In response to my Messianic friend who said:

"Catholics invented purgatory to make money."

No, Catholics did not add purgatory to make money or for any reason.  In fact, Catholics got praying for the dead from our Jewish brothers and sisters.  Prayers for the dead and the consequent doctrine of purgatory have been part of religion since before the time of Christ. Not only can we show it was practiced by the Jews of the time of the Maccabees, but it has even been retained by Orthodox Jews today, who recite a prayer known as the Mourner’s Kaddish for eleven months after the death of a loved one so that the loved one may be purified. It was not the Catholic Church that added the doctrine of purgatory. Rather, any change in the original teaching has taken place in the Protestant churches, which rejected a doctrine that had always been believed by Jews and Christians.

The term purgatory isn’t in scripture.  So what?  The word Bible isn’t in scripture, either, or Trinity, or Incarnation, or atheism, or rapture, or monotheism…the specific term may not be spelled out, but the concept is explained.

But before Christ was even born, people prayed for their dead.  Judas Maccabee prayed for the dead who had sinned, II Maccabees 12: 43-45.  Prayers are not needed by those in heaven and no prayers can help those in hell.  So what are the Maccabees praying for?  There must be another place, realm, existence…let’s call it purgatory.  Some say that this reference so clearly illustrates the existence of purgatory that, at the time of the Reformation, Protestants had to cut the books of the Maccabees out of their Bibles.

Besides our Jewish brothers and sisters praying in Maccabees and the Mourner’s Kaddish for eleven months after death, the earliest Christians also prayed for their dead.  The graffiti in the catacombs, where Christians hid during persecutions in the first three centuries recorded prayers for the dead.

When did the term “purgatory” start being used?  Can’t say, probably because in early Christianity teachings and traditions were passed down orally.   It was an oral society, after all.  But there’s no debate over heresy and novel doctrines.  In the immediate post-apostolic years the faithful were sticklers for tradition.  Remember Paul confronting  Peter for not eating with the Gentiles, Galatians 2: 11-13. So if purgatory were a novel idea, Paul or someone would have made a fuss about it.
------------------------------
TO-DO LIST
**a.** Transcribe the passage on purgatory, starting at "The term purgatory" and ending at "of their Bibles.".
**b.** Put this sentence from the passage on purgatory into Spanish: "Prayers are not needed by those in heaven and no prayers can help those in hell."
------------------------------
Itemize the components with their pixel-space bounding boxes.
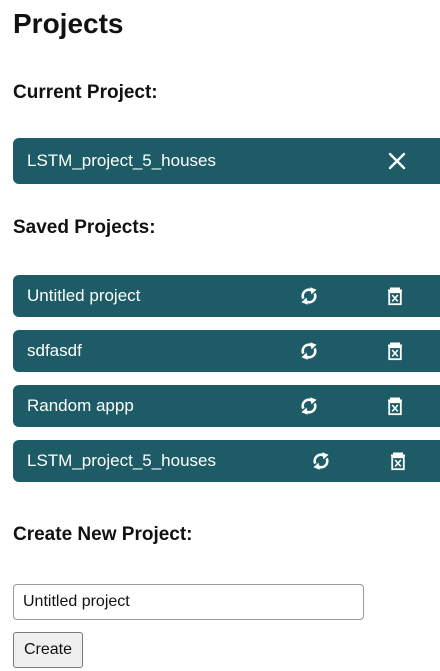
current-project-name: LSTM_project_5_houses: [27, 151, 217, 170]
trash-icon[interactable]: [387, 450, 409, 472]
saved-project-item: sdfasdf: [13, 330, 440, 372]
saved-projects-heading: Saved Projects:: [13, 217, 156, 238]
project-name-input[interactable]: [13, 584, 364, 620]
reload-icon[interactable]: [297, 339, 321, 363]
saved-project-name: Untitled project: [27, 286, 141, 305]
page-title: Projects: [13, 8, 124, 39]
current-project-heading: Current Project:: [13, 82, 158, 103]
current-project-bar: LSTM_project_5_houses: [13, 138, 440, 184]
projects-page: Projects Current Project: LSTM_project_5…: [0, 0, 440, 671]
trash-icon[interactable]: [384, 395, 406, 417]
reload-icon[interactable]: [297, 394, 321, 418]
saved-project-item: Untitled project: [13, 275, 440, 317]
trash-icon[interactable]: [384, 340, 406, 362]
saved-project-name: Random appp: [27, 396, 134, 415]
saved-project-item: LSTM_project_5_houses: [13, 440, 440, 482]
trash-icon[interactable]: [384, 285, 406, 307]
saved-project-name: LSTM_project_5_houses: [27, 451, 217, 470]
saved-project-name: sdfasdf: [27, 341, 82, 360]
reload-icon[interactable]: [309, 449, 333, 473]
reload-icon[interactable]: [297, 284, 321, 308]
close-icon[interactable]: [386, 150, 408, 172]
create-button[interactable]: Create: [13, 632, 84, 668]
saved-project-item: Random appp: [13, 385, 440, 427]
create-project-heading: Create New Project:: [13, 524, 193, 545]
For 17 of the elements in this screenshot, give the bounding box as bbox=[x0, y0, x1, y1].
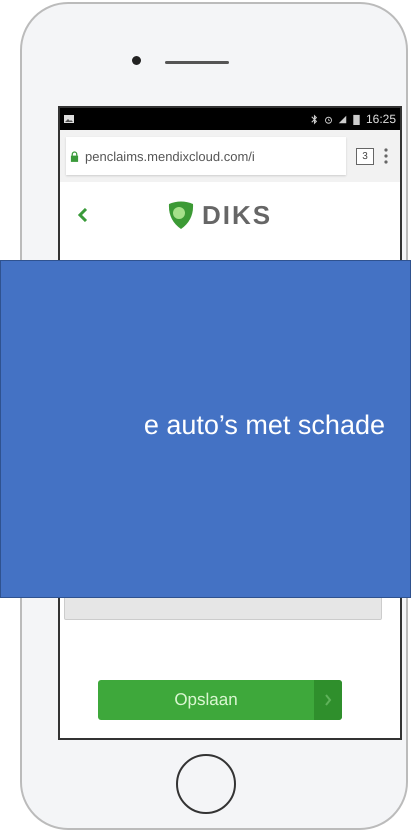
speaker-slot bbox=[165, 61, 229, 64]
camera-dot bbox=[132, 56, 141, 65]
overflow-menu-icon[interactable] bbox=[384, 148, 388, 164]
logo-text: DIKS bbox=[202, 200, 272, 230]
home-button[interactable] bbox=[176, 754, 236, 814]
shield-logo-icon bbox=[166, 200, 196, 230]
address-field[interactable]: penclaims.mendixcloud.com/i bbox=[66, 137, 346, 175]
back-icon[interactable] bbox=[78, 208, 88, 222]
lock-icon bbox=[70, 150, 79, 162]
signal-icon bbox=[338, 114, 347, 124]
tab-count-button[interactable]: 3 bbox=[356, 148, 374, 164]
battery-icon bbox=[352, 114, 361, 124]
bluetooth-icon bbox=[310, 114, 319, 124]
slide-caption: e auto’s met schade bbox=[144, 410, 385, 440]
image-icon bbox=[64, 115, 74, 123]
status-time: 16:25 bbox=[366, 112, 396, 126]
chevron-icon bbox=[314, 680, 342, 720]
------------------------------
PER-TASK OUTPUTS
**a.**
The term purgatory isn’t in scripture.  So what?  The word Bible isn’t in scripture, either, or Trinity, or Incarnation, or atheism, or rapture, or monotheism…the specific term may not be spelled out, but the concept is explained.

But before Christ was even born, people prayed for their dead.  Judas Maccabee prayed for the dead who had sinned, II Maccabees 12: 43-45.  Prayers are not needed by those in heaven and no prayers can help those in hell.  So what are the Maccabees praying for?  There must be another place, realm, existence…let’s call it purgatory.  Some say that this reference so clearly illustrates the existence of purgatory that, at the time of the Reformation, Protestants had to cut the books of the Maccabees out of their Bibles.

**b.** Las oraciones no son necesarias para los que están en el cielo y ninguna oración puede ayudar a los que están en el infierno.